Written exercise → Reproduce the records below exactly as they appear.

____

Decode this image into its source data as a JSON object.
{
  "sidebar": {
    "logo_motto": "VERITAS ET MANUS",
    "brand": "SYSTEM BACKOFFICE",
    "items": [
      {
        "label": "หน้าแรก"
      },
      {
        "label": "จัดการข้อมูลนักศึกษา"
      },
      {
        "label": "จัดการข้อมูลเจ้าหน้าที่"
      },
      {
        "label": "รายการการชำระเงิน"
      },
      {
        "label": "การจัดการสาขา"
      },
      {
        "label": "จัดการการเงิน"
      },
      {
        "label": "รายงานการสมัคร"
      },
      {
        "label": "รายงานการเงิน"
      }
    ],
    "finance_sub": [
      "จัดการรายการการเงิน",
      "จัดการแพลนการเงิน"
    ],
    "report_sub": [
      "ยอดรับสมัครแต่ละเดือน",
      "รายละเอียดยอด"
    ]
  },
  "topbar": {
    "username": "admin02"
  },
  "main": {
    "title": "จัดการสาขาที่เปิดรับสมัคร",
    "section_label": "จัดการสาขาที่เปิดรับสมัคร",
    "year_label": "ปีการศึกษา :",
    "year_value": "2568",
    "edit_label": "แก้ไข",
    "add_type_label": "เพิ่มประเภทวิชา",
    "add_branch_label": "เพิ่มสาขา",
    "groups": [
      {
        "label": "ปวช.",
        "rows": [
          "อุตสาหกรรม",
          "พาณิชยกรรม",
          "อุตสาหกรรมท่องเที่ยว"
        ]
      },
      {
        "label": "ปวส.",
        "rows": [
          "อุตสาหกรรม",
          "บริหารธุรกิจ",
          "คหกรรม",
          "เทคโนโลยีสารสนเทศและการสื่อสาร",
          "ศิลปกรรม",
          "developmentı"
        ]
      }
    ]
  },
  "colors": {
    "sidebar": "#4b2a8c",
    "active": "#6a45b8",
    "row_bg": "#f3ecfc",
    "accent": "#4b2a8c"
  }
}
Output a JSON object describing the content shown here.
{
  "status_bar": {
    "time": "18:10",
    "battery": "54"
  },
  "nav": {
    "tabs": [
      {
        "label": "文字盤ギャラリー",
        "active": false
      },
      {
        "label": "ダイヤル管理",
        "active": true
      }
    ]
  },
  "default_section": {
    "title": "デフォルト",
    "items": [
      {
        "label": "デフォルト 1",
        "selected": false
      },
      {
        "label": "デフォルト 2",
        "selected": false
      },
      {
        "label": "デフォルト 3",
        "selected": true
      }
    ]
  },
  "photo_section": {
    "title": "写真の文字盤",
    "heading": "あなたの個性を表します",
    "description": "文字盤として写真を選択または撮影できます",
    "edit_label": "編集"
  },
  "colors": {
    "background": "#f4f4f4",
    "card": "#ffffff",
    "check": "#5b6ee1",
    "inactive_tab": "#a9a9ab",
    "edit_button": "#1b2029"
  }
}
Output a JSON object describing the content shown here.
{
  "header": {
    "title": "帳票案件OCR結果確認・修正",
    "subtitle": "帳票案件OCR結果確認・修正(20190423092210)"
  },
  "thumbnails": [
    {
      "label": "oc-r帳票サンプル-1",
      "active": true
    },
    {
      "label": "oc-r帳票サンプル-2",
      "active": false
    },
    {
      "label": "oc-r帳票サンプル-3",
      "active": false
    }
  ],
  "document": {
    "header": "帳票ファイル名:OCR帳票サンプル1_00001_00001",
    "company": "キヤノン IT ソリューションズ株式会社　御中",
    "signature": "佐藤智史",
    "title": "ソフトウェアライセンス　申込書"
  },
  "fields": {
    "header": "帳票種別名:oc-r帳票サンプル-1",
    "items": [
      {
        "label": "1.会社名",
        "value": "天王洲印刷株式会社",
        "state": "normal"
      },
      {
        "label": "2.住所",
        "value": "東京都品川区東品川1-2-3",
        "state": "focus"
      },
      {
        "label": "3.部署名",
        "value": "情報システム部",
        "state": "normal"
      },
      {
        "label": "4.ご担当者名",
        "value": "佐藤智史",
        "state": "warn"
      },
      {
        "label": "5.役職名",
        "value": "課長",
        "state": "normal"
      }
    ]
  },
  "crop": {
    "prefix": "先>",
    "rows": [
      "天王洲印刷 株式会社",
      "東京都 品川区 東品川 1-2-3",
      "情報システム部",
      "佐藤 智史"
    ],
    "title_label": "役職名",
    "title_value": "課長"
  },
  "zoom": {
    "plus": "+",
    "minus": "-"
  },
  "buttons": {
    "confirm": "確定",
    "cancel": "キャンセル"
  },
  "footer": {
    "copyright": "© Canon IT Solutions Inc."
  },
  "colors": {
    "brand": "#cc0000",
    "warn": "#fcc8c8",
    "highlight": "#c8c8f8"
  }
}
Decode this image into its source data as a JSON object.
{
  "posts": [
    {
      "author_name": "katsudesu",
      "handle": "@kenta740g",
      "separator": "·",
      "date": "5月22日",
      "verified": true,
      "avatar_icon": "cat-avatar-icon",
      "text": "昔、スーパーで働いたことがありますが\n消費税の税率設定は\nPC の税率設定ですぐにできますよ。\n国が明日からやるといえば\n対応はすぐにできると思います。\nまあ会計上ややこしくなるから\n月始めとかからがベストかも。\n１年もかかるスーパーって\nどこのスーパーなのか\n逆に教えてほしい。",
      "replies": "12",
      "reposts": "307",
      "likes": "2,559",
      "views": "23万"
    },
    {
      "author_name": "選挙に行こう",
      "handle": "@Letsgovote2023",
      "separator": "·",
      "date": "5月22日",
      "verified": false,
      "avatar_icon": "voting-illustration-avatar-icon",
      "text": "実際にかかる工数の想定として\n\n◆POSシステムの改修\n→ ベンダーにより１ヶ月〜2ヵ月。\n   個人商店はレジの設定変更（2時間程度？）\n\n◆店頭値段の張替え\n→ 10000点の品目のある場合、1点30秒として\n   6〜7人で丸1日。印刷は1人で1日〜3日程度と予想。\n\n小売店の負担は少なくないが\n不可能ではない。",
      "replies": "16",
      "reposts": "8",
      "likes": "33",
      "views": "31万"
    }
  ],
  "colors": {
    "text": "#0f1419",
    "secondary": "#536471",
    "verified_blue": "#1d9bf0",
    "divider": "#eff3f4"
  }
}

____

Full solution →
Decode this image into its source data as a JSON object.
{
  "sidebar": {
    "logo_motto": "VERITAS ET MANUS",
    "brand": "SYSTEM BACKOFFICE",
    "items": [
      {
        "label": "หน้าแรก"
      },
      {
        "label": "จัดการข้อมูลนักศึกษา"
      },
      {
        "label": "จัดการข้อมูลเจ้าหน้าที่"
      },
      {
        "label": "รายการการชำระเงิน"
      },
      {
        "label": "การจัดการสาขา"
      },
      {
        "label": "จัดการการเงิน"
      },
      {
        "label": "รายงานการสมัคร"
      },
      {
        "label": "รายงานการเงิน"
      }
    ],
    "finance_sub": [
      "จัดการรายการการเงิน",
      "จัดการแพลนการเงิน"
    ],
    "report_sub": [
      "ยอดรับสมัครแต่ละเดือน",
      "รายละเอียดยอด"
    ]
  },
  "topbar": {
    "username": "admin02"
  },
  "main": {
    "title": "จัดการสาขาที่เปิดรับสมัคร",
    "section_label": "จัดการสาขาที่เปิดรับสมัคร",
    "year_label": "ปีการศึกษา :",
    "year_value": "2568",
    "edit_label": "แก้ไข",
    "add_type_label": "เพิ่มประเภทวิชา",
    "add_branch_label": "เพิ่มสาขา",
    "groups": [
      {
        "label": "ปวช.",
        "rows": [
          "อุตสาหกรรม",
          "พาณิชยกรรม",
          "อุตสาหกรรมท่องเที่ยว"
        ]
      },
      {
        "label": "ปวส.",
        "rows": [
          "อุตสาหกรรม",
          "บริหารธุรกิจ",
          "คหกรรม",
          "เทคโนโลยีสารสนเทศและการสื่อสาร",
          "ศิลปกรรม",
          "developmentı"
        ]
      }
    ]
  },
  "colors": {
    "sidebar": "#4b2a8c",
    "active": "#6a45b8",
    "row_bg": "#f3ecfc",
    "accent": "#4b2a8c"
  }
}
Output a JSON object describing the content shown here.
{
  "status_bar": {
    "time": "18:10",
    "battery": "54"
  },
  "nav": {
    "tabs": [
      {
        "label": "文字盤ギャラリー",
        "active": false
      },
      {
        "label": "ダイヤル管理",
        "active": true
      }
    ]
  },
  "default_section": {
    "title": "デフォルト",
    "items": [
      {
        "label": "デフォルト 1",
        "selected": false
      },
      {
        "label": "デフォルト 2",
        "selected": false
      },
      {
        "label": "デフォルト 3",
        "selected": true
      }
    ]
  },
  "photo_section": {
    "title": "写真の文字盤",
    "heading": "あなたの個性を表します",
    "description": "文字盤として写真を選択または撮影できます",
    "edit_label": "編集"
  },
  "colors": {
    "background": "#f4f4f4",
    "card": "#ffffff",
    "check": "#5b6ee1",
    "inactive_tab": "#a9a9ab",
    "edit_button": "#1b2029"
  }
}
Output a JSON object describing the content shown here.
{
  "header": {
    "title": "帳票案件OCR結果確認・修正",
    "subtitle": "帳票案件OCR結果確認・修正(20190423092210)"
  },
  "thumbnails": [
    {
      "label": "oc-r帳票サンプル-1",
      "active": true
    },
    {
      "label": "oc-r帳票サンプル-2",
      "active": false
    },
    {
      "label": "oc-r帳票サンプル-3",
      "active": false
    }
  ],
  "document": {
    "header": "帳票ファイル名:OCR帳票サンプル1_00001_00001",
    "company": "キヤノン IT ソリューションズ株式会社　御中",
    "signature": "佐藤智史",
    "title": "ソフトウェアライセンス　申込書"
  },
  "fields": {
    "header": "帳票種別名:oc-r帳票サンプル-1",
    "items": [
      {
        "label": "1.会社名",
        "value": "天王洲印刷株式会社",
        "state": "normal"
      },
      {
        "label": "2.住所",
        "value": "東京都品川区東品川1-2-3",
        "state": "focus"
      },
      {
        "label": "3.部署名",
        "value": "情報システム部",
        "state": "normal"
      },
      {
        "label": "4.ご担当者名",
        "value": "佐藤智史",
        "state": "warn"
      },
      {
        "label": "5.役職名",
        "value": "課長",
        "state": "normal"
      }
    ]
  },
  "crop": {
    "prefix": "先>",
    "rows": [
      "天王洲印刷 株式会社",
      "東京都 品川区 東品川 1-2-3",
      "情報システム部",
      "佐藤 智史"
    ],
    "title_label": "役職名",
    "title_value": "課長"
  },
  "zoom": {
    "plus": "+",
    "minus": "-"
  },
  "buttons": {
    "confirm": "確定",
    "cancel": "キャンセル"
  },
  "footer": {
    "copyright": "© Canon IT Solutions Inc."
  },
  "colors": {
    "brand": "#cc0000",
    "warn": "#fcc8c8",
    "highlight": "#c8c8f8"
  }
}
Decode this image into its source data as a JSON object.
{
  "posts": [
    {
      "author_name": "katsudesu",
      "handle": "@kenta740g",
      "separator": "·",
      "date": "5月22日",
      "verified": true,
      "avatar_icon": "cat-avatar-icon",
      "text": "昔、スーパーで働いたことがありますが\n消費税の税率設定は\nPC の税率設定ですぐにできますよ。\n国が明日からやるといえば\n対応はすぐにできると思います。\nまあ会計上ややこしくなるから\n月始めとかからがベストかも。\n１年もかかるスーパーって\nどこのスーパーなのか\n逆に教えてほしい。",
      "replies": "12",
      "reposts": "307",
      "likes": "2,559",
      "views": "23万"
    },
    {
      "author_name": "選挙に行こう",
      "handle": "@Letsgovote2023",
      "separator": "·",
      "date": "5月22日",
      "verified": false,
      "avatar_icon": "voting-illustration-avatar-icon",
      "text": "実際にかかる工数の想定として\n\n◆POSシステムの改修\n→ ベンダーにより１ヶ月〜2ヵ月。\n   個人商店はレジの設定変更（2時間程度？）\n\n◆店頭値段の張替え\n→ 10000点の品目のある場合、1点30秒として\n   6〜7人で丸1日。印刷は1人で1日〜3日程度と予想。\n\n小売店の負担は少なくないが\n不可能ではない。",
      "replies": "16",
      "reposts": "8",
      "likes": "33",
      "views": "31万"
    }
  ],
  "colors": {
    "text": "#0f1419",
    "secondary": "#536471",
    "verified_blue": "#1d9bf0",
    "divider": "#eff3f4"
  }
}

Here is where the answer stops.